* **Exercise brief**
Copy every line that mentions the word "Total".

Structured figure records
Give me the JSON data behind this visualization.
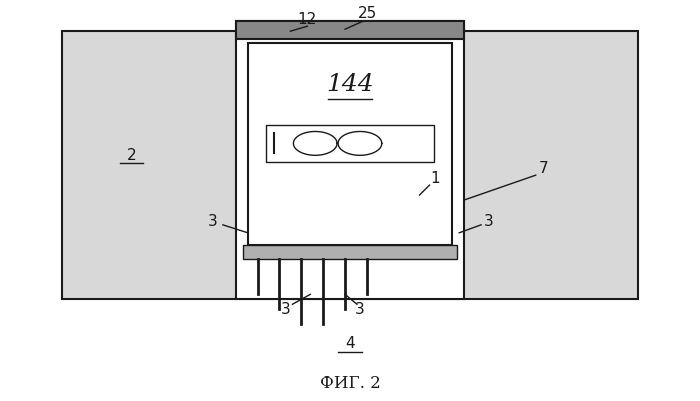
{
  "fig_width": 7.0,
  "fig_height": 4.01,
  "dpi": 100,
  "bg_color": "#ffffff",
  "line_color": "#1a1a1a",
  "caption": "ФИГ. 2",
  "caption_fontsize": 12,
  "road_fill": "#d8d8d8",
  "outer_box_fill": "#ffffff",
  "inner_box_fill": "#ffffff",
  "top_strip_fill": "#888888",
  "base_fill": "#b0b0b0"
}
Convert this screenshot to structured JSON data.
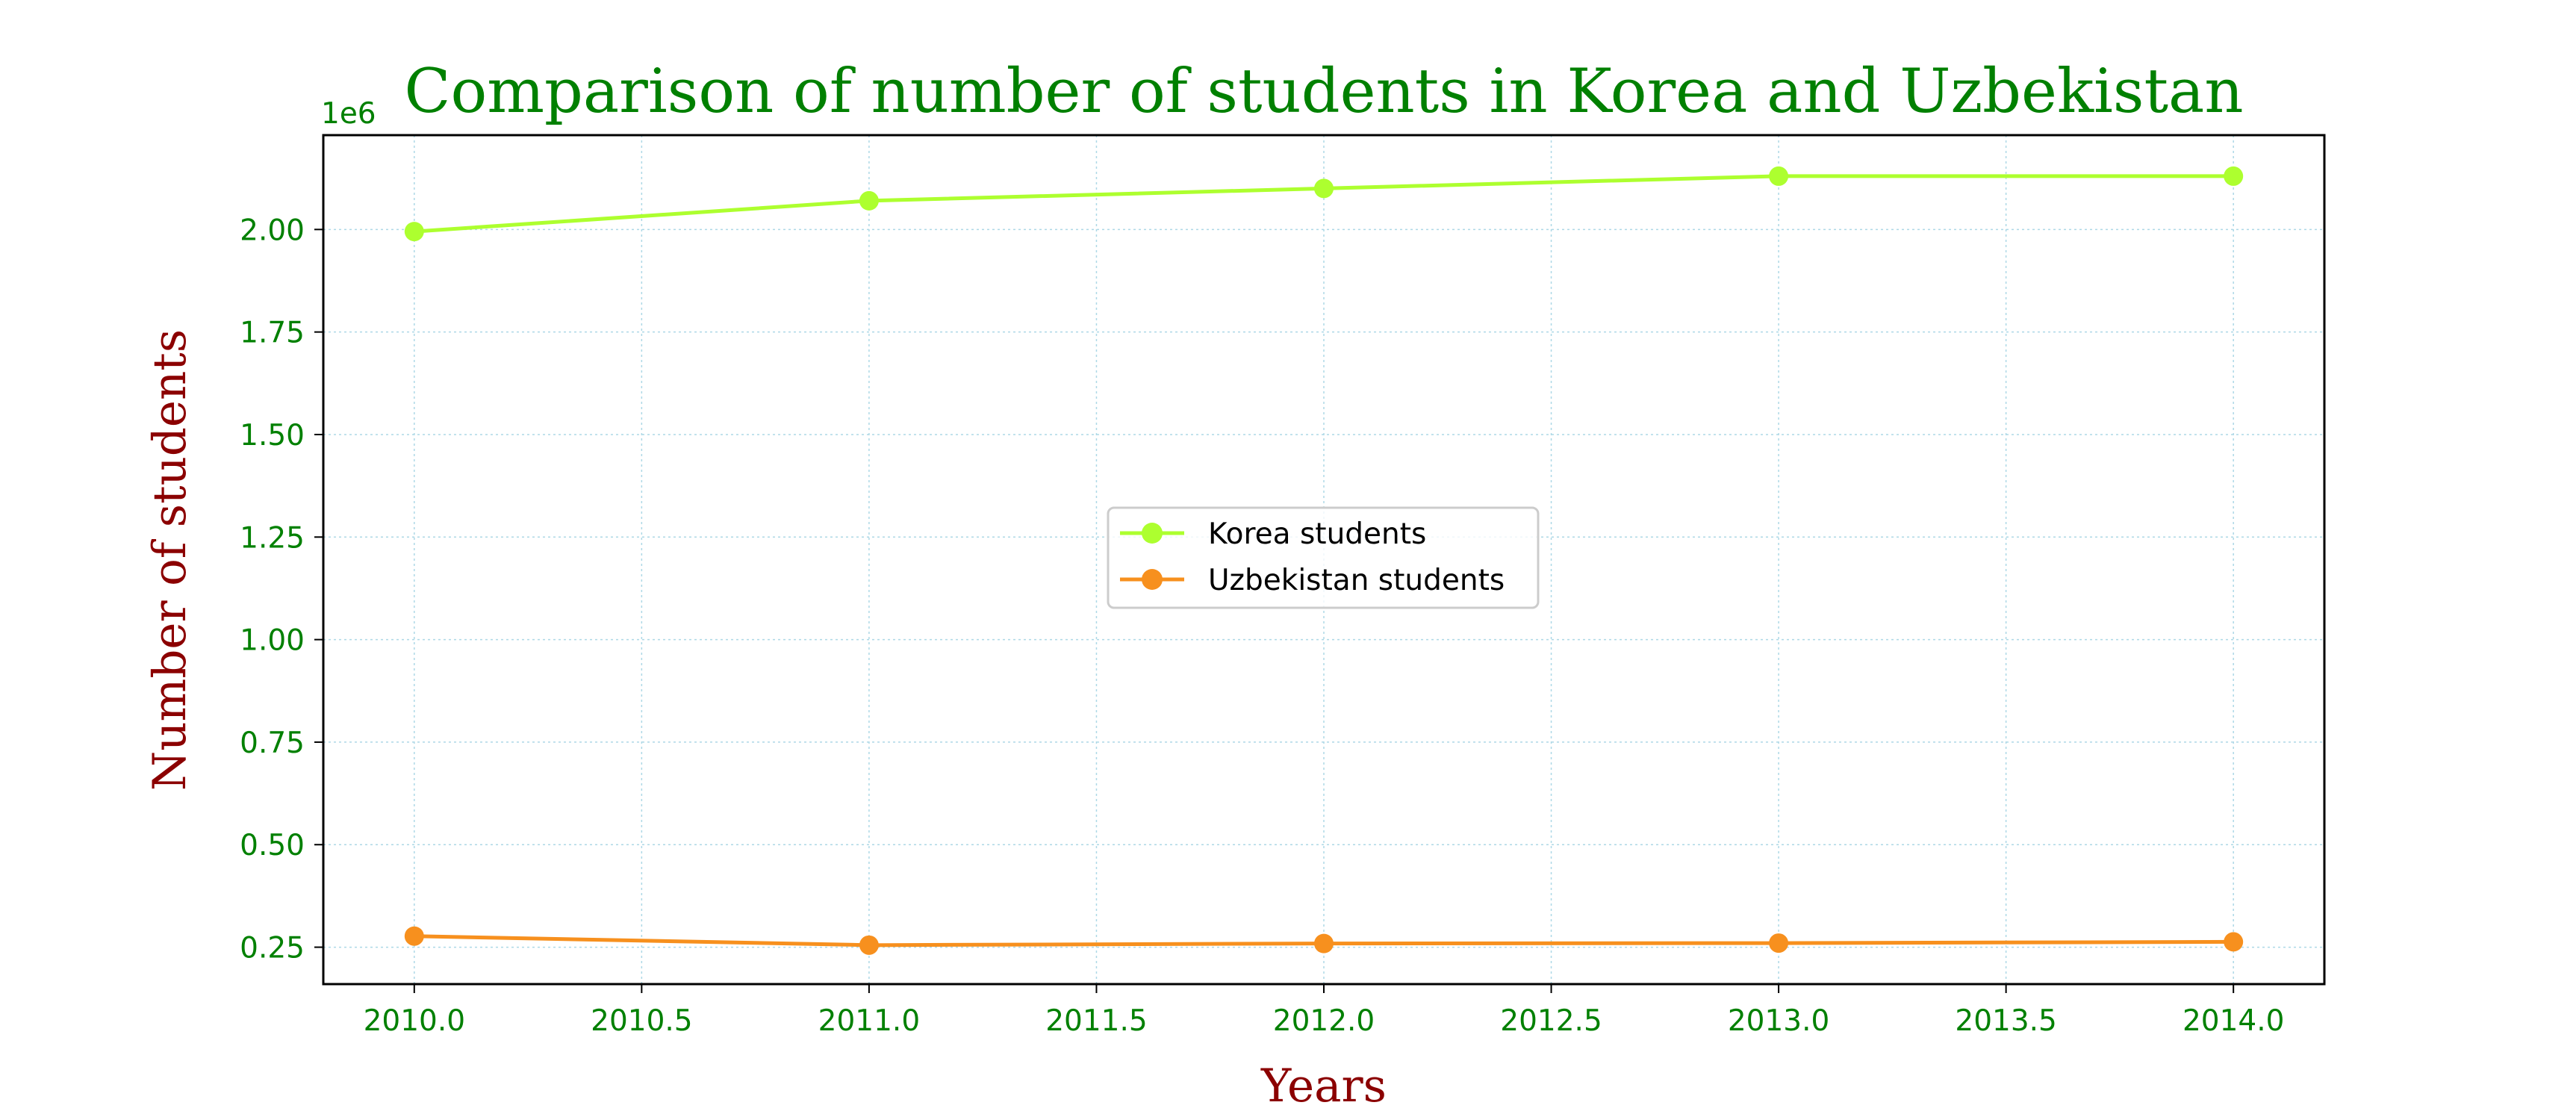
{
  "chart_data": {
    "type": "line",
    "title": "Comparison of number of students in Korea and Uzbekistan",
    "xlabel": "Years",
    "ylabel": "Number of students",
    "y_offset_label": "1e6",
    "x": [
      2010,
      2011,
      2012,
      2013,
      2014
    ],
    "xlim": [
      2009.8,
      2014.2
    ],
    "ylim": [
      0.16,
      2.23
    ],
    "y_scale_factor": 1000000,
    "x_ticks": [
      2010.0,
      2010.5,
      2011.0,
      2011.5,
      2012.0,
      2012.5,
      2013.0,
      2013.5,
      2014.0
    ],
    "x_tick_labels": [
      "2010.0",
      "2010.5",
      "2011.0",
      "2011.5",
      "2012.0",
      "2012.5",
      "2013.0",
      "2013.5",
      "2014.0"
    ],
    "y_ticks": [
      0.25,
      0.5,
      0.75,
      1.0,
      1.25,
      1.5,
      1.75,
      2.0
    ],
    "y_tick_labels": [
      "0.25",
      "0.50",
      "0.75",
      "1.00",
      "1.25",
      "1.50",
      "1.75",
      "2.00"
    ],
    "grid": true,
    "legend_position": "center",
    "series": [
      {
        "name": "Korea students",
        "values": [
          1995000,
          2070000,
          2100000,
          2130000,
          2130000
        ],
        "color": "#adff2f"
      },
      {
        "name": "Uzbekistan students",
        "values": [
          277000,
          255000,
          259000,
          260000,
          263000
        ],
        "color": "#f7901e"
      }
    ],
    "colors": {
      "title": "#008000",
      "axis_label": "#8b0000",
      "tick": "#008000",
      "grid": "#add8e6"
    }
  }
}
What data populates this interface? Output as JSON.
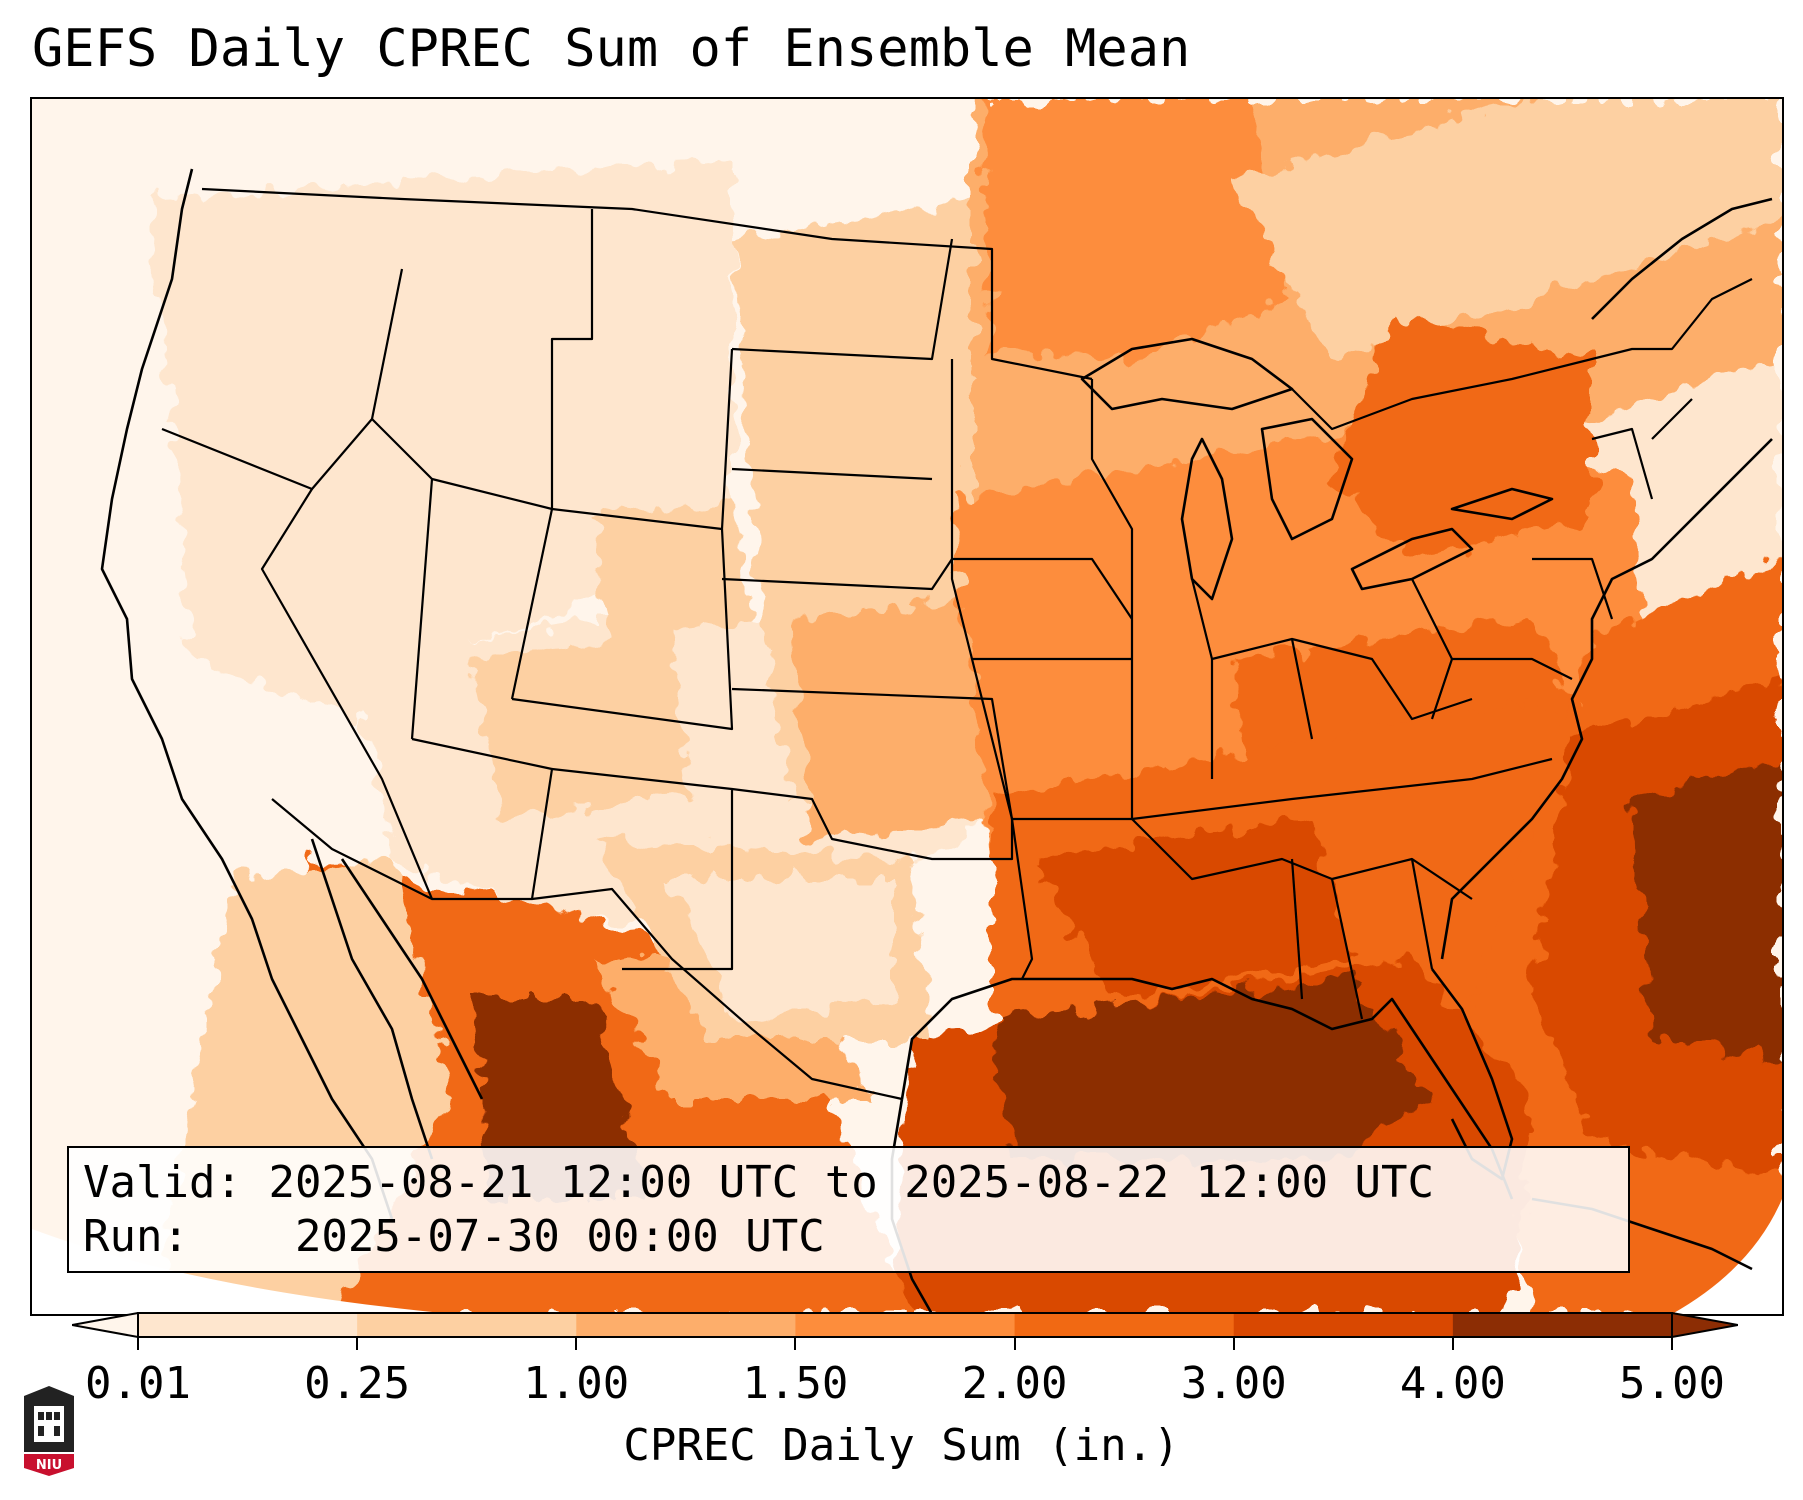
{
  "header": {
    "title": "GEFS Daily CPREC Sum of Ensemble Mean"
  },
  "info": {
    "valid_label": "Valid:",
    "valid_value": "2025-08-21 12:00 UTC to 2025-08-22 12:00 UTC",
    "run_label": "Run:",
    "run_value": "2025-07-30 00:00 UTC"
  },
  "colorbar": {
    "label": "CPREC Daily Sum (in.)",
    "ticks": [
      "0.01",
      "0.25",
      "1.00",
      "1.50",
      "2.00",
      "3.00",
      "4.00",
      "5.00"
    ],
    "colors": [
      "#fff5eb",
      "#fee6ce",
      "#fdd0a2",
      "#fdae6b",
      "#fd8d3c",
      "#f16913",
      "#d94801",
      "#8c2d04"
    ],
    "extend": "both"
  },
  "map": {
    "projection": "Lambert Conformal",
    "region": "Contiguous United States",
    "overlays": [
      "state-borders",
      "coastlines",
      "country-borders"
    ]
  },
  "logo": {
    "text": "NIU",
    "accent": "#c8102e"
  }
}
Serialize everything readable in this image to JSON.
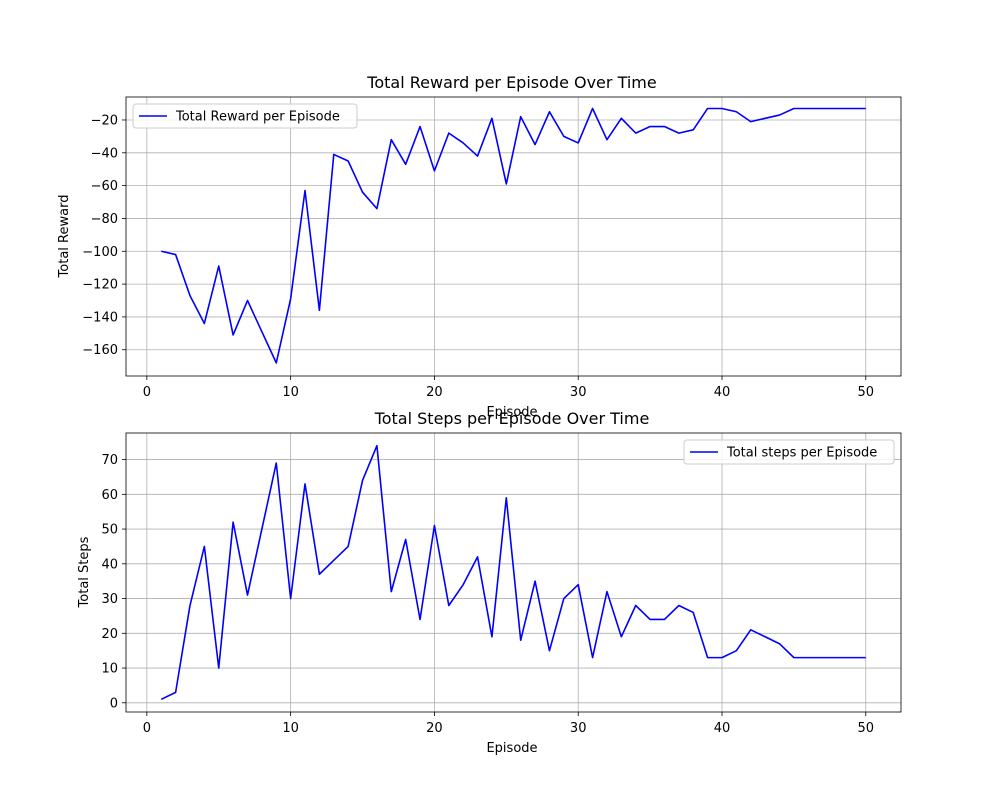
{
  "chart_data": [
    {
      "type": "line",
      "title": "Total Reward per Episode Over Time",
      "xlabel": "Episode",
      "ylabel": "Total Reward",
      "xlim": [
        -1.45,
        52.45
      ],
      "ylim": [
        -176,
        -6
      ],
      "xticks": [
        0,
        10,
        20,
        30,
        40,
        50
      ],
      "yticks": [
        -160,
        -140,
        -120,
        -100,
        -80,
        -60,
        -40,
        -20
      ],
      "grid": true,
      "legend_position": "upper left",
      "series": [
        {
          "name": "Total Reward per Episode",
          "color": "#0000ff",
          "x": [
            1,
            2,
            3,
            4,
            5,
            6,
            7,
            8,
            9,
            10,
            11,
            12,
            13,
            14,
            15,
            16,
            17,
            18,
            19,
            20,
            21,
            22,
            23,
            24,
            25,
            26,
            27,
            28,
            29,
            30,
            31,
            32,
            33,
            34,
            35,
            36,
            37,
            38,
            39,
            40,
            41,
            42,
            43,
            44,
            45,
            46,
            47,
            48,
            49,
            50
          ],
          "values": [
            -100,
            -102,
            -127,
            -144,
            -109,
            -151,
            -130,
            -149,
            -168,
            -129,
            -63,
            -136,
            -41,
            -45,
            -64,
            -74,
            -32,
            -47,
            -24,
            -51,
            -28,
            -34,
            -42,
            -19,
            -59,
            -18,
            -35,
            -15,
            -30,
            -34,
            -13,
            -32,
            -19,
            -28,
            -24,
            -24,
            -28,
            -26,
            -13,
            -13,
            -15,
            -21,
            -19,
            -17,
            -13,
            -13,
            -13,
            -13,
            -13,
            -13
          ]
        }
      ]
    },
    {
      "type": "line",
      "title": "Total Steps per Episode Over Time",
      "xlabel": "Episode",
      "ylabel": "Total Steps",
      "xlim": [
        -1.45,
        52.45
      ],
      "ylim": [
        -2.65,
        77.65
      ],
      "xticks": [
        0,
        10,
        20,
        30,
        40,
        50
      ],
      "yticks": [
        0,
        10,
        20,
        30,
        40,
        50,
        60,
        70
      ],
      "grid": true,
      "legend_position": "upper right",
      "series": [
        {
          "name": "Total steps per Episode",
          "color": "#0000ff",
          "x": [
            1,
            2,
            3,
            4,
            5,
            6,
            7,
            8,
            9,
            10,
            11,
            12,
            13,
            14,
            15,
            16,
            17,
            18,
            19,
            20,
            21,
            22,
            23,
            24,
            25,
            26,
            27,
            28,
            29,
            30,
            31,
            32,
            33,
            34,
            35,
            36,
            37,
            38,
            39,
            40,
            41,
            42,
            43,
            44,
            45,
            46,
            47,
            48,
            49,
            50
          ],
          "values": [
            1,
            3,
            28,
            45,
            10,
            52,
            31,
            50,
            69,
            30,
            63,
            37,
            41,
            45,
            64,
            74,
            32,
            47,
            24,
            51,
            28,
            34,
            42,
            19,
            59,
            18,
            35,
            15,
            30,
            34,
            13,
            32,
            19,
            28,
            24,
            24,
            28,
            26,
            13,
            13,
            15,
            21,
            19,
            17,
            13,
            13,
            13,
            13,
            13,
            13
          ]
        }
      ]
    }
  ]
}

* **Result for this task**
      "title": "Total Reward per Episode Over Time",
      "ylabel": "Total Reward",
          "name": "Total Reward per Episode",
      "title": "Total Steps per Episode Over Time",
      "ylabel": "Total Steps",
          "name": "Total steps per Episode",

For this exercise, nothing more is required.